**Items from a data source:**
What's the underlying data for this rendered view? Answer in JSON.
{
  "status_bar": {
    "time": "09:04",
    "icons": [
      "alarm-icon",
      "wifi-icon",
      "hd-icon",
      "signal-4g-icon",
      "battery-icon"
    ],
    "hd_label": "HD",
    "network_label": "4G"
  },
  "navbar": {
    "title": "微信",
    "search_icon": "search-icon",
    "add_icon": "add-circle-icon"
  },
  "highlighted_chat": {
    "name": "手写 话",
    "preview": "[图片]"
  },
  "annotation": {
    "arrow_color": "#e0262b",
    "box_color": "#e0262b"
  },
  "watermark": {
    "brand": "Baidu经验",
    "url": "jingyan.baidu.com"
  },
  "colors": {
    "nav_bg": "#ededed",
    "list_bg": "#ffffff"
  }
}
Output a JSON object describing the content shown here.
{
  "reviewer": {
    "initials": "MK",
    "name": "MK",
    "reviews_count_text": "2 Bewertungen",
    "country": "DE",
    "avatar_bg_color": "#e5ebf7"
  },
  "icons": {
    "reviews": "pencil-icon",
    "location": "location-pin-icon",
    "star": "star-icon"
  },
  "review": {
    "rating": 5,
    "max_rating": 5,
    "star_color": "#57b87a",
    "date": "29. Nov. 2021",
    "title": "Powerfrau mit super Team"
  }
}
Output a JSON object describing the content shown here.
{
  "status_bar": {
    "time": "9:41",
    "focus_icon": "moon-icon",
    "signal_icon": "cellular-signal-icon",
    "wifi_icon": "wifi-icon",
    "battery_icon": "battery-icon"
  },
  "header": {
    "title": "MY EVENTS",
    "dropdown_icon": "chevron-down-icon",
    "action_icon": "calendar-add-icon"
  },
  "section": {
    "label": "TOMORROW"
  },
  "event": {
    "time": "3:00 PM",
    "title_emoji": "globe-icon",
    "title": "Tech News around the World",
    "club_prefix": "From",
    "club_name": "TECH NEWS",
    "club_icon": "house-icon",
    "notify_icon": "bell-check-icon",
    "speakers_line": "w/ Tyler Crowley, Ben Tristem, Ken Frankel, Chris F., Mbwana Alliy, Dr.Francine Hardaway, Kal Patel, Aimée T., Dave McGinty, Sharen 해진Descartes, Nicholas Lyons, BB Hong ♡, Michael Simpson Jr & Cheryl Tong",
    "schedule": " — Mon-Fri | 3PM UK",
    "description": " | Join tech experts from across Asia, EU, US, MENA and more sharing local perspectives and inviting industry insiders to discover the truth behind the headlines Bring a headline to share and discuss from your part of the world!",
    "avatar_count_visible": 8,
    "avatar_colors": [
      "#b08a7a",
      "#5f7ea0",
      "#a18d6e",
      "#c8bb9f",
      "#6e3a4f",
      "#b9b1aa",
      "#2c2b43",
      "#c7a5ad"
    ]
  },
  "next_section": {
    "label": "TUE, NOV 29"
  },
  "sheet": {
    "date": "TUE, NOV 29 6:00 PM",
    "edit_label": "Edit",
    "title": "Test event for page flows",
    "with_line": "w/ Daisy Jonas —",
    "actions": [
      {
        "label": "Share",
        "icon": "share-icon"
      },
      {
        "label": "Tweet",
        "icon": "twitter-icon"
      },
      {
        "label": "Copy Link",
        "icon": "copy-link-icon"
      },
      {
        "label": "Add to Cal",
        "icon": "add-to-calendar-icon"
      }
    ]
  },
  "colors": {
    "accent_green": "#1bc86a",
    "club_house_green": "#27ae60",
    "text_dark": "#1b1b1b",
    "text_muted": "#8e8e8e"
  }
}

**Instruction:**
Transcribe the entire listing above precisely.

**Response to the exercise:**
What's the underlying data for this rendered view? Answer in JSON.
{
  "status_bar": {
    "time": "09:04",
    "icons": [
      "alarm-icon",
      "wifi-icon",
      "hd-icon",
      "signal-4g-icon",
      "battery-icon"
    ],
    "hd_label": "HD",
    "network_label": "4G"
  },
  "navbar": {
    "title": "微信",
    "search_icon": "search-icon",
    "add_icon": "add-circle-icon"
  },
  "highlighted_chat": {
    "name": "手写 话",
    "preview": "[图片]"
  },
  "annotation": {
    "arrow_color": "#e0262b",
    "box_color": "#e0262b"
  },
  "watermark": {
    "brand": "Baidu经验",
    "url": "jingyan.baidu.com"
  },
  "colors": {
    "nav_bg": "#ededed",
    "list_bg": "#ffffff"
  }
}
Output a JSON object describing the content shown here.
{
  "reviewer": {
    "initials": "MK",
    "name": "MK",
    "reviews_count_text": "2 Bewertungen",
    "country": "DE",
    "avatar_bg_color": "#e5ebf7"
  },
  "icons": {
    "reviews": "pencil-icon",
    "location": "location-pin-icon",
    "star": "star-icon"
  },
  "review": {
    "rating": 5,
    "max_rating": 5,
    "star_color": "#57b87a",
    "date": "29. Nov. 2021",
    "title": "Powerfrau mit super Team"
  }
}
Output a JSON object describing the content shown here.
{
  "status_bar": {
    "time": "9:41",
    "focus_icon": "moon-icon",
    "signal_icon": "cellular-signal-icon",
    "wifi_icon": "wifi-icon",
    "battery_icon": "battery-icon"
  },
  "header": {
    "title": "MY EVENTS",
    "dropdown_icon": "chevron-down-icon",
    "action_icon": "calendar-add-icon"
  },
  "section": {
    "label": "TOMORROW"
  },
  "event": {
    "time": "3:00 PM",
    "title_emoji": "globe-icon",
    "title": "Tech News around the World",
    "club_prefix": "From",
    "club_name": "TECH NEWS",
    "club_icon": "house-icon",
    "notify_icon": "bell-check-icon",
    "speakers_line": "w/ Tyler Crowley, Ben Tristem, Ken Frankel, Chris F., Mbwana Alliy, Dr.Francine Hardaway, Kal Patel, Aimée T., Dave McGinty, Sharen 해진Descartes, Nicholas Lyons, BB Hong ♡, Michael Simpson Jr & Cheryl Tong",
    "schedule": " — Mon-Fri | 3PM UK",
    "description": " | Join tech experts from across Asia, EU, US, MENA and more sharing local perspectives and inviting industry insiders to discover the truth behind the headlines Bring a headline to share and discuss from your part of the world!",
    "avatar_count_visible": 8,
    "avatar_colors": [
      "#b08a7a",
      "#5f7ea0",
      "#a18d6e",
      "#c8bb9f",
      "#6e3a4f",
      "#b9b1aa",
      "#2c2b43",
      "#c7a5ad"
    ]
  },
  "next_section": {
    "label": "TUE, NOV 29"
  },
  "sheet": {
    "date": "TUE, NOV 29 6:00 PM",
    "edit_label": "Edit",
    "title": "Test event for page flows",
    "with_line": "w/ Daisy Jonas —",
    "actions": [
      {
        "label": "Share",
        "icon": "share-icon"
      },
      {
        "label": "Tweet",
        "icon": "twitter-icon"
      },
      {
        "label": "Copy Link",
        "icon": "copy-link-icon"
      },
      {
        "label": "Add to Cal",
        "icon": "add-to-calendar-icon"
      }
    ]
  },
  "colors": {
    "accent_green": "#1bc86a",
    "club_house_green": "#27ae60",
    "text_dark": "#1b1b1b",
    "text_muted": "#8e8e8e"
  }
}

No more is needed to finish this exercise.